──────── Available data ────────

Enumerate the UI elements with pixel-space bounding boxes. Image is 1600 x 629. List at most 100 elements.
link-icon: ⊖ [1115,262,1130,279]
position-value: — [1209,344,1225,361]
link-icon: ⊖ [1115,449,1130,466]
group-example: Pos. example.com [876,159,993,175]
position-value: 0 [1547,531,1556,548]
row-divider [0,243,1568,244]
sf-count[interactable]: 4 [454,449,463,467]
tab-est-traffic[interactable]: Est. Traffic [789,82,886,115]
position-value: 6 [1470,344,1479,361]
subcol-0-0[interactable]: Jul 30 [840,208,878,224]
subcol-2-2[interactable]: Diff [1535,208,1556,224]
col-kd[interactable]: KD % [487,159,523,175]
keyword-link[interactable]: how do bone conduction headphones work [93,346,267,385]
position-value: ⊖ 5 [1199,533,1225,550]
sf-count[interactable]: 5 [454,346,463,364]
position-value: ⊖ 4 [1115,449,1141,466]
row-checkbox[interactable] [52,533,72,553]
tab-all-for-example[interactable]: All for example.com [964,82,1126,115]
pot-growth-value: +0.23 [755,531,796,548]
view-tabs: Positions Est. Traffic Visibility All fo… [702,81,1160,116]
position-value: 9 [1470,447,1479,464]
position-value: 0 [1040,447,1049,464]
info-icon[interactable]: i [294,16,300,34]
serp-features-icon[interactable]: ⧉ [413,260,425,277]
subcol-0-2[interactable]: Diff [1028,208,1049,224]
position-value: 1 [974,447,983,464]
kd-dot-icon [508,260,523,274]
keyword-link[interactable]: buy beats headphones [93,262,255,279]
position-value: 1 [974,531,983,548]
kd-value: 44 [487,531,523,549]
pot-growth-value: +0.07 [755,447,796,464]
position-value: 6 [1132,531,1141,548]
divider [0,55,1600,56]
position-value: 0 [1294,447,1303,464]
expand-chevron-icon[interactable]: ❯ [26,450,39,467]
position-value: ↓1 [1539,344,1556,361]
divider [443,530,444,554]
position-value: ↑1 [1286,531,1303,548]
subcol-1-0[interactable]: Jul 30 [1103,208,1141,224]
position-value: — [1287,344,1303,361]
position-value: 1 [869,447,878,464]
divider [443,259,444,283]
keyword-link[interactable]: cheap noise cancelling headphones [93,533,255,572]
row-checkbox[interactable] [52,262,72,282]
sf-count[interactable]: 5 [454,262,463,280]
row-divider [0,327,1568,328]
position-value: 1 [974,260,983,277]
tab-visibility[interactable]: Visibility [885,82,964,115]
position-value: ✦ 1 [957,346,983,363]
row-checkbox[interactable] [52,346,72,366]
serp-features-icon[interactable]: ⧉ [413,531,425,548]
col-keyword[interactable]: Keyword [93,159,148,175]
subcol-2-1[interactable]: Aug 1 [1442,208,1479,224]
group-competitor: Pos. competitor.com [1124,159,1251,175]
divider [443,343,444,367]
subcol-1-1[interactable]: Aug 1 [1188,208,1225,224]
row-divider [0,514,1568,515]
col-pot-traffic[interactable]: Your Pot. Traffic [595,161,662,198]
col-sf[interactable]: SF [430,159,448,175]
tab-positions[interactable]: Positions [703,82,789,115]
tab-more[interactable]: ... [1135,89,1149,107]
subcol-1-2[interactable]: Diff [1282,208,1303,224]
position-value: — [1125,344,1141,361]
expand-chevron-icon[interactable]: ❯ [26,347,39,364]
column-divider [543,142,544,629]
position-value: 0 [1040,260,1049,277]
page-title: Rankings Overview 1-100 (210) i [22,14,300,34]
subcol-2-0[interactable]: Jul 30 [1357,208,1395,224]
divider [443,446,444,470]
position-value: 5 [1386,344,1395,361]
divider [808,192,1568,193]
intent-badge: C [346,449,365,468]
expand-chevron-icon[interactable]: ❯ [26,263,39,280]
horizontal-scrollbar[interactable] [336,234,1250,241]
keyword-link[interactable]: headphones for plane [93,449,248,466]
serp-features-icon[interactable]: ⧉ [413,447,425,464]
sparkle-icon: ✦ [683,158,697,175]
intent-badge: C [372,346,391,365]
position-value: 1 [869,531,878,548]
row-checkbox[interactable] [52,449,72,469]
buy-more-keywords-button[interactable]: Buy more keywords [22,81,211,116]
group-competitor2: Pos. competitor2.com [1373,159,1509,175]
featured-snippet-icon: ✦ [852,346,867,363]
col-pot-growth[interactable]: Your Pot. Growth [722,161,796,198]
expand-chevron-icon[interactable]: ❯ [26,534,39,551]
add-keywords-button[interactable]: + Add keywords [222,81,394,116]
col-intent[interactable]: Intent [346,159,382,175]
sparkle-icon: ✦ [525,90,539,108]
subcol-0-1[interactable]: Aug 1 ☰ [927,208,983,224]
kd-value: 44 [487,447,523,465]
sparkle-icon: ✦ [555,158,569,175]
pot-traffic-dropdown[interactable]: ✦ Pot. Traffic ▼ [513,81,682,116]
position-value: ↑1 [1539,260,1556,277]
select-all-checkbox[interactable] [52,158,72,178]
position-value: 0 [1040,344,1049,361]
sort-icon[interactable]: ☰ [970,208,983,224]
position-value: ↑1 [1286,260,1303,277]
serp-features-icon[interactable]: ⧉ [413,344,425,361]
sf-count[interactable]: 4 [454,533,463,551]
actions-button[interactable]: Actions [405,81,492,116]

────────

=== Short problem ===
Reproduce the lines of the listing above verbatim.

=== Answer to this problem ===
Enumerate the UI elements with pixel-space bounding boxes. Image is 1600 x 629. List at most 100 elements.
link-icon: ⊖ [1115,262,1130,279]
position-value: — [1209,344,1225,361]
link-icon: ⊖ [1115,449,1130,466]
group-example: Pos. example.com [876,159,993,175]
position-value: 0 [1547,531,1556,548]
row-divider [0,243,1568,244]
sf-count[interactable]: 4 [454,449,463,467]
tab-est-traffic[interactable]: Est. Traffic [789,82,886,115]
position-value: 6 [1470,344,1479,361]
subcol-0-0[interactable]: Jul 30 [840,208,878,224]
subcol-2-2[interactable]: Diff [1535,208,1556,224]
col-kd[interactable]: KD % [487,159,523,175]
keyword-link[interactable]: how do bone conduction headphones work [93,346,267,385]
position-value: ⊖ 5 [1199,533,1225,550]
sf-count[interactable]: 5 [454,346,463,364]
position-value: ⊖ 4 [1115,449,1141,466]
row-checkbox[interactable] [52,533,72,553]
tab-all-for-example[interactable]: All for example.com [964,82,1126,115]
pot-growth-value: +0.23 [755,531,796,548]
view-tabs: Positions Est. Traffic Visibility All fo… [702,81,1160,116]
position-value: 9 [1470,447,1479,464]
position-value: 0 [1040,447,1049,464]
info-icon[interactable]: i [294,16,300,34]
serp-features-icon[interactable]: ⧉ [413,260,425,277]
subcol-0-2[interactable]: Diff [1028,208,1049,224]
position-value: 1 [974,447,983,464]
kd-dot-icon [508,260,523,274]
keyword-link[interactable]: buy beats headphones [93,262,255,279]
position-value: 1 [974,531,983,548]
kd-value: 44 [487,531,523,549]
pot-growth-value: +0.07 [755,447,796,464]
position-value: 6 [1132,531,1141,548]
divider [0,55,1600,56]
position-value: 0 [1294,447,1303,464]
expand-chevron-icon[interactable]: ❯ [26,450,39,467]
position-value: ↓1 [1539,344,1556,361]
divider [443,530,444,554]
position-value: ↑1 [1286,531,1303,548]
subcol-1-0[interactable]: Jul 30 [1103,208,1141,224]
position-value: — [1287,344,1303,361]
position-value: 1 [869,447,878,464]
divider [443,259,444,283]
keyword-link[interactable]: cheap noise cancelling headphones [93,533,255,572]
row-checkbox[interactable] [52,262,72,282]
sf-count[interactable]: 5 [454,262,463,280]
row-divider [0,327,1568,328]
position-value: 1 [974,260,983,277]
tab-visibility[interactable]: Visibility [885,82,964,115]
position-value: ✦ 1 [957,346,983,363]
row-checkbox[interactable] [52,346,72,366]
serp-features-icon[interactable]: ⧉ [413,531,425,548]
col-keyword[interactable]: Keyword [93,159,148,175]
subcol-2-1[interactable]: Aug 1 [1442,208,1479,224]
group-competitor: Pos. competitor.com [1124,159,1251,175]
divider [443,343,444,367]
subcol-1-1[interactable]: Aug 1 [1188,208,1225,224]
row-divider [0,514,1568,515]
col-pot-traffic[interactable]: Your Pot. Traffic [595,161,662,198]
col-sf[interactable]: SF [430,159,448,175]
tab-positions[interactable]: Positions [703,82,789,115]
tab-more[interactable]: ... [1135,89,1149,107]
subcol-1-2[interactable]: Diff [1282,208,1303,224]
position-value: — [1125,344,1141,361]
expand-chevron-icon[interactable]: ❯ [26,347,39,364]
column-divider [543,142,544,629]
position-value: 0 [1040,260,1049,277]
page-title: Rankings Overview 1-100 (210) i [22,14,300,34]
subcol-2-0[interactable]: Jul 30 [1357,208,1395,224]
divider [443,446,444,470]
position-value: 5 [1386,344,1395,361]
divider [808,192,1568,193]
intent-badge: C [346,449,365,468]
expand-chevron-icon[interactable]: ❯ [26,263,39,280]
horizontal-scrollbar[interactable] [336,234,1250,241]
keyword-link[interactable]: headphones for plane [93,449,248,466]
serp-features-icon[interactable]: ⧉ [413,447,425,464]
sparkle-icon: ✦ [683,158,697,175]
intent-badge: C [372,346,391,365]
position-value: 1 [869,531,878,548]
row-checkbox[interactable] [52,449,72,469]
buy-more-keywords-button[interactable]: Buy more keywords [22,81,211,116]
group-competitor2: Pos. competitor2.com [1373,159,1509,175]
featured-snippet-icon: ✦ [852,346,867,363]
col-pot-growth[interactable]: Your Pot. Growth [722,161,796,198]
expand-chevron-icon[interactable]: ❯ [26,534,39,551]
add-keywords-button[interactable]: + Add keywords [222,81,394,116]
col-intent[interactable]: Intent [346,159,382,175]
sparkle-icon: ✦ [525,90,539,108]
subcol-0-1[interactable]: Aug 1 ☰ [927,208,983,224]
kd-value: 44 [487,447,523,465]
sparkle-icon: ✦ [555,158,569,175]
pot-traffic-dropdown[interactable]: ✦ Pot. Traffic ▼ [513,81,682,116]
position-value: ↑1 [1539,260,1556,277]
select-all-checkbox[interactable] [52,158,72,178]
position-value: 0 [1040,344,1049,361]
sort-icon[interactable]: ☰ [970,208,983,224]
position-value: ↑1 [1286,260,1303,277]
serp-features-icon[interactable]: ⧉ [413,344,425,361]
sf-count[interactable]: 4 [454,533,463,551]
actions-button[interactable]: Actions [405,81,492,116]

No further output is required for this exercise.